▶ **Goal of the exercise**
In your copy, leave out the pictures and repeat the entries below exactly.

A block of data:
----------------------------------------

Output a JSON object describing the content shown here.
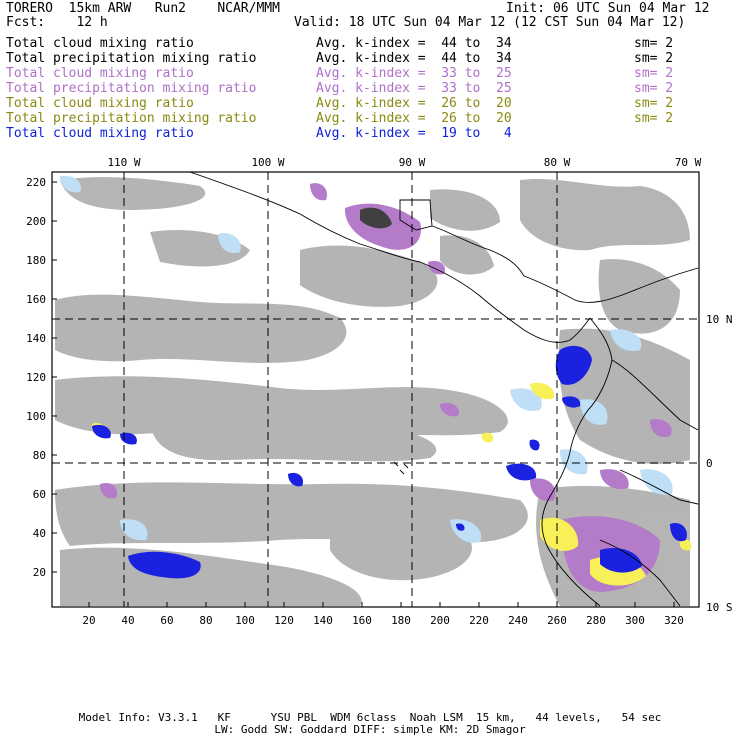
{
  "header": {
    "left1": "TORERO  15km ARW   Run2    NCAR/MMM",
    "right1": "Init: 06 UTC Sun 04 Mar 12",
    "left2": "Fcst:    12 h",
    "right2": "Valid: 18 UTC Sun 04 Mar 12 (12 CST Sun 04 Mar 12)"
  },
  "fields": [
    {
      "name": "Total cloud mixing ratio",
      "avg": "Avg. k-index =  44 to  34",
      "sm": "sm= 2",
      "color": "#000000"
    },
    {
      "name": "Total precipitation mixing ratio",
      "avg": "Avg. k-index =  44 to  34",
      "sm": "sm= 2",
      "color": "#000000"
    },
    {
      "name": "Total cloud mixing ratio",
      "avg": "Avg. k-index =  33 to  25",
      "sm": "sm= 2",
      "color": "#b070c8"
    },
    {
      "name": "Total precipitation mixing ratio",
      "avg": "Avg. k-index =  33 to  25",
      "sm": "sm= 2",
      "color": "#b070c8"
    },
    {
      "name": "Total cloud mixing ratio",
      "avg": "Avg. k-index =  26 to  20",
      "sm": "sm= 2",
      "color": "#8a8a10"
    },
    {
      "name": "Total precipitation mixing ratio",
      "avg": "Avg. k-index =  26 to  20",
      "sm": "sm= 2",
      "color": "#8a8a10"
    },
    {
      "name": "Total cloud mixing ratio",
      "avg": "Avg. k-index =  19 to   4",
      "sm": "",
      "color": "#0b1fd8"
    }
  ],
  "map": {
    "top_lon_labels": [
      "110 W",
      "100 W",
      "90 W",
      "80 W",
      "70 W"
    ],
    "right_lat_labels": [
      "10 N",
      "0",
      "10 S"
    ],
    "x_ticks": [
      "20",
      "40",
      "60",
      "80",
      "100",
      "120",
      "140",
      "160",
      "180",
      "200",
      "220",
      "240",
      "260",
      "280",
      "300",
      "320"
    ],
    "y_ticks": [
      "20",
      "40",
      "60",
      "80",
      "100",
      "120",
      "140",
      "160",
      "180",
      "200",
      "220"
    ]
  },
  "footer": {
    "line1": "Model Info: V3.3.1   KF      YSU PBL  WDM 6class  Noah LSM  15 km,   44 levels,   54 sec",
    "line2": "LW: Godd SW: Goddard DIFF: simple KM: 2D Smagor"
  }
}
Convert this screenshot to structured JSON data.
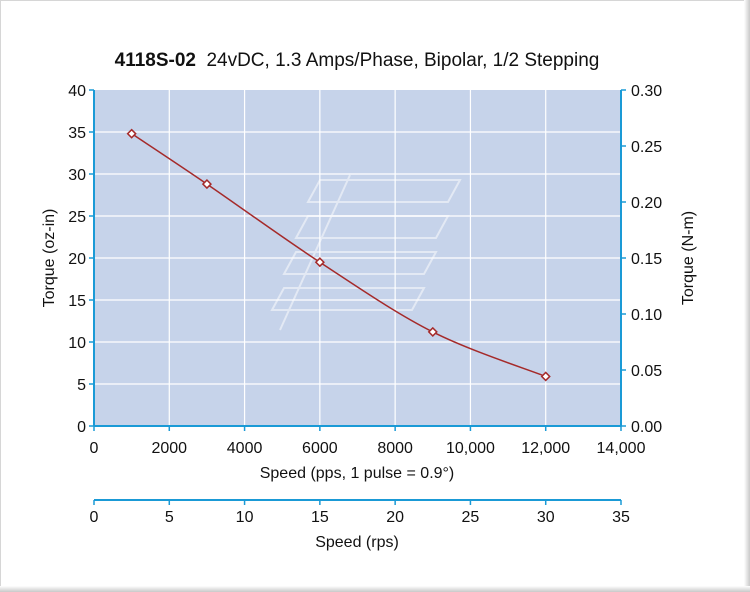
{
  "chart_data": {
    "type": "line",
    "title_model": "4118S-02",
    "title": "24vDC, 1.3 Amps/Phase, Bipolar, 1/2 Stepping",
    "xlabel": "Speed (pps, 1 pulse = 0.9°)",
    "ylabel_left": "Torque (oz-in)",
    "ylabel_right": "Torque (N-m)",
    "x2label": "Speed (rps)",
    "xlim": [
      0,
      14000
    ],
    "ylim": [
      0,
      40
    ],
    "y2lim": [
      0,
      0.3
    ],
    "x2lim": [
      0,
      35
    ],
    "x_ticks": [
      "0",
      "2000",
      "4000",
      "6000",
      "8000",
      "10,000",
      "12,000",
      "14,000"
    ],
    "y_ticks": [
      "0",
      "5",
      "10",
      "15",
      "20",
      "25",
      "30",
      "35",
      "40"
    ],
    "y2_ticks": [
      "0.00",
      "0.05",
      "0.10",
      "0.15",
      "0.20",
      "0.25",
      "0.30"
    ],
    "x2_ticks": [
      "0",
      "5",
      "10",
      "15",
      "20",
      "25",
      "30",
      "35"
    ],
    "grid": true,
    "series": [
      {
        "x": [
          1000,
          3000,
          6000,
          9000,
          12000
        ],
        "values": [
          34.8,
          28.8,
          19.5,
          11.2,
          5.9
        ]
      }
    ],
    "colors": {
      "plot_bg": "#c6d3ea",
      "axis": "#1a9ad6",
      "grid": "#ffffff",
      "line": "#a52a2a",
      "marker": "#a52a2a",
      "watermark": "#e3e9f4"
    }
  }
}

----------------------------------------

▶ **Solved problem**
Output a JSON object describing the content shown here.
{
  "header": {
    "left1": "TORERO  15km ARW   Run2    NCAR/MMM",
    "right1": "Init: 06 UTC Sun 04 Mar 12",
    "left2": "Fcst:    12 h",
    "right2": "Valid: 18 UTC Sun 04 Mar 12 (12 CST Sun 04 Mar 12)"
  },
  "fields": [
    {
      "name": "Total cloud mixing ratio",
      "avg": "Avg. k-index =  44 to  34",
      "sm": "sm= 2",
      "color": "#000000"
    },
    {
      "name": "Total precipitation mixing ratio",
      "avg": "Avg. k-index =  44 to  34",
      "sm": "sm= 2",
      "color": "#000000"
    },
    {
      "name": "Total cloud mixing ratio",
      "avg": "Avg. k-index =  33 to  25",
      "sm": "sm= 2",
      "color": "#b070c8"
    },
    {
      "name": "Total precipitation mixing ratio",
      "avg": "Avg. k-index =  33 to  25",
      "sm": "sm= 2",
      "color": "#b070c8"
    },
    {
      "name": "Total cloud mixing ratio",
      "avg": "Avg. k-index =  26 to  20",
      "sm": "sm= 2",
      "color": "#8a8a10"
    },
    {
      "name": "Total precipitation mixing ratio",
      "avg": "Avg. k-index =  26 to  20",
      "sm": "sm= 2",
      "color": "#8a8a10"
    },
    {
      "name": "Total cloud mixing ratio",
      "avg": "Avg. k-index =  19 to   4",
      "sm": "",
      "color": "#0b1fd8"
    }
  ],
  "map": {
    "top_lon_labels": [
      "110 W",
      "100 W",
      "90 W",
      "80 W",
      "70 W"
    ],
    "right_lat_labels": [
      "10 N",
      "0",
      "10 S"
    ],
    "x_ticks": [
      "20",
      "40",
      "60",
      "80",
      "100",
      "120",
      "140",
      "160",
      "180",
      "200",
      "220",
      "240",
      "260",
      "280",
      "300",
      "320"
    ],
    "y_ticks": [
      "20",
      "40",
      "60",
      "80",
      "100",
      "120",
      "140",
      "160",
      "180",
      "200",
      "220"
    ]
  },
  "footer": {
    "line1": "Model Info: V3.3.1   KF      YSU PBL  WDM 6class  Noah LSM  15 km,   44 levels,   54 sec",
    "line2": "LW: Godd SW: Goddard DIFF: simple KM: 2D Smagor"
  }
}
Convert this screenshot to structured JSON data.
{
  "chart_data": {
    "type": "line",
    "title_model": "4118S-02",
    "title": "24vDC, 1.3 Amps/Phase, Bipolar, 1/2 Stepping",
    "xlabel": "Speed (pps, 1 pulse = 0.9°)",
    "ylabel_left": "Torque (oz-in)",
    "ylabel_right": "Torque (N-m)",
    "x2label": "Speed (rps)",
    "xlim": [
      0,
      14000
    ],
    "ylim": [
      0,
      40
    ],
    "y2lim": [
      0,
      0.3
    ],
    "x2lim": [
      0,
      35
    ],
    "x_ticks": [
      "0",
      "2000",
      "4000",
      "6000",
      "8000",
      "10,000",
      "12,000",
      "14,000"
    ],
    "y_ticks": [
      "0",
      "5",
      "10",
      "15",
      "20",
      "25",
      "30",
      "35",
      "40"
    ],
    "y2_ticks": [
      "0.00",
      "0.05",
      "0.10",
      "0.15",
      "0.20",
      "0.25",
      "0.30"
    ],
    "x2_ticks": [
      "0",
      "5",
      "10",
      "15",
      "20",
      "25",
      "30",
      "35"
    ],
    "grid": true,
    "series": [
      {
        "x": [
          1000,
          3000,
          6000,
          9000,
          12000
        ],
        "values": [
          34.8,
          28.8,
          19.5,
          11.2,
          5.9
        ]
      }
    ],
    "colors": {
      "plot_bg": "#c6d3ea",
      "axis": "#1a9ad6",
      "grid": "#ffffff",
      "line": "#a52a2a",
      "marker": "#a52a2a",
      "watermark": "#e3e9f4"
    }
  }
}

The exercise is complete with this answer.